| Excerpted passage |

--*--

But why is private education so much in vogue? There may be some excuse for those of very high position, especially for the prince himself, who standing alone, cannot well mix with his subjects, and must do what he can to surpass them without this advantage. Yet if even the greatest could have his education so arranged that he might have the company of a good choice number, wherein to see all the differences of capacity and learn to judge of all, as he hath afterwards to deal with all, would it be any sacrilege? But why do the gentry in this respect rather ape their superiors in rank, than follow the class below, who are really liker to them, and who form the chief supporters of the State? To have the child learn better manners and have more virtuous surroundings! As bad at home as outside; evil manners are brought into school, not bred there. To avoid the distraction of large numbers? The child shall notice the more, and so prove the wiser, the multitude of examples offering the means of sound judgment. Nay, in a number, though he find some undesirable, whom he should avoid, he shall find many apt and industrious, whom to follow. In school, moreover, he shall perceive that vice is punished, and virtue praised, as needs must where all is done in the public view. Is it to keep the child in health by making him bide at home, for fear of infection outside? Death is within doors also, and dainties at home have destroyed more children than dangers outside. Is it from affection, because ye cannot bear to let the child out of your presence? That is too foolish. Emulation is a great inspirer of virtue. If your child do well at home alone, how much better would he do with company? It quickens the spirits, and enlivens the whole nature, to have to compete with others—to have perhaps one companion ahead of him to follow and learn from, another below him to teach and vaunt over, and a third of his own standing with whom to strive for praise of forwardness.

--*--

| Records provided |
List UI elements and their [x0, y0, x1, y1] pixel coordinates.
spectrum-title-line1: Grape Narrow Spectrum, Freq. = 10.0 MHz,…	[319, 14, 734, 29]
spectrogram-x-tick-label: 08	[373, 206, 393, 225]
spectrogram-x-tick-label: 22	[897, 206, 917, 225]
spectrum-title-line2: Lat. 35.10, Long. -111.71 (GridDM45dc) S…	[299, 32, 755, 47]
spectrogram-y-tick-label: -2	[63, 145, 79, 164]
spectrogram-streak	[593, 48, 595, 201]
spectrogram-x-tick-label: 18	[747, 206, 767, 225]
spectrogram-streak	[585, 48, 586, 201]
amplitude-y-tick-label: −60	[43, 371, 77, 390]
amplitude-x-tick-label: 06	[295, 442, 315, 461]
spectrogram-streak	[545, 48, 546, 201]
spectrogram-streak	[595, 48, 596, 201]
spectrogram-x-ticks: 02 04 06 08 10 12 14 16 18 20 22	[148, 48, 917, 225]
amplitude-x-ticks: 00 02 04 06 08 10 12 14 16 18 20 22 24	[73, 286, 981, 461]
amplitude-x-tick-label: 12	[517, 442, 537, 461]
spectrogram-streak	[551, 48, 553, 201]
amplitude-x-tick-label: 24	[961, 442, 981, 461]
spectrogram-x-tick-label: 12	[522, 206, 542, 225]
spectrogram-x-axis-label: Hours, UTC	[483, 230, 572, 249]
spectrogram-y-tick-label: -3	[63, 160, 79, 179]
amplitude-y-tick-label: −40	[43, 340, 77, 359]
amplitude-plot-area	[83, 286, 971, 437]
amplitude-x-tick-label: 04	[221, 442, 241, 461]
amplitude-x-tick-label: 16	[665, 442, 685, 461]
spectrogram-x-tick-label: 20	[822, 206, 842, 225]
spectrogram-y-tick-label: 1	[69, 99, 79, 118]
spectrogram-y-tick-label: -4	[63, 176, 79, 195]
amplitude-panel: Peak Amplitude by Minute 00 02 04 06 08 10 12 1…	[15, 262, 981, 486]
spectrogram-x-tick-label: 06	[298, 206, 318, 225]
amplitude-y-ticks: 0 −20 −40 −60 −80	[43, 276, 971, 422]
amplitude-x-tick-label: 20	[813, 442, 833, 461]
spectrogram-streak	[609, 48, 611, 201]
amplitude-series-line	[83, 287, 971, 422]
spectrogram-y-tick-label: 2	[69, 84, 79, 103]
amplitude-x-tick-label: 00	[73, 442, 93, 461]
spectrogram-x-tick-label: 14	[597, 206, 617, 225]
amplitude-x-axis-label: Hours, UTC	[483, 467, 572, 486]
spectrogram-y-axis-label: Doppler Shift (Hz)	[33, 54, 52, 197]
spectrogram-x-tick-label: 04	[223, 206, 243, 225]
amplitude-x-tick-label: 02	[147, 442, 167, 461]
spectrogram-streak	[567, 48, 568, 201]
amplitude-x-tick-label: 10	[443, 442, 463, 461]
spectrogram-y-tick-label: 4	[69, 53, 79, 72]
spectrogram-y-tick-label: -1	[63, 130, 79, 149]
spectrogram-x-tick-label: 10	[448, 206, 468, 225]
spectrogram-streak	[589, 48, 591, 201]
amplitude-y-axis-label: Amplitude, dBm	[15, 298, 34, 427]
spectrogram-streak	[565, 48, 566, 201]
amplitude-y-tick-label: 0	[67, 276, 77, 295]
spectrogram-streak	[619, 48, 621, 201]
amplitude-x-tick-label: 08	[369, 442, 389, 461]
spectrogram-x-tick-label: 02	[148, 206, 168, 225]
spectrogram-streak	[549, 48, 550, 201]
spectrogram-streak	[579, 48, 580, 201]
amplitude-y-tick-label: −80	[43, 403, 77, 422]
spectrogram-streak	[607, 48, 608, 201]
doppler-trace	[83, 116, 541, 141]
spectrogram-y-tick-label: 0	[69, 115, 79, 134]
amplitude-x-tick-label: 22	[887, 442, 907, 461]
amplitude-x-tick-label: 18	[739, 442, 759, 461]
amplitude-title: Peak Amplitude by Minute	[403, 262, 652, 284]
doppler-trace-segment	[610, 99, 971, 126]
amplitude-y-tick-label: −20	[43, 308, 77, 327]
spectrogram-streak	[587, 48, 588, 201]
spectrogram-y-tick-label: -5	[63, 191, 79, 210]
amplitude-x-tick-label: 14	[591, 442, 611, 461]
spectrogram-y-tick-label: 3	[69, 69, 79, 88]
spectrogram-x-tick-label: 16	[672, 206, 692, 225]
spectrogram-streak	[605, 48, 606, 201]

--*--

| What this exercise asks |
a: Answer these from the passage on private education, drawing on different parts of it:
(i) Who does the passage say may have some excuse for private education?
(ii) What does it say have destroyed more children than dangers outside?
(iii) What does it call a great inspirer of virtue?
b: Continue the passage on private education, picking up after its final sentence.

| Expected responses |
a:
(i) Those of very high position, especially the prince himself.
(ii) Dainties at home.
(iii) Emulation.

b:
To sum up this question, I do take public education to be better than private, as being more upon the stage, where faults are more readily seen and so are sooner amended, and as being the best means of acquiring both virtue and learning, which flourish according to their first planting. What virtue is private? Wisdom, to foresee what is good for a desert? Courage, to defend where there is no assailant? Temperance, to be modest where there is none to challenge? Justice, to do right when there is none to demand it?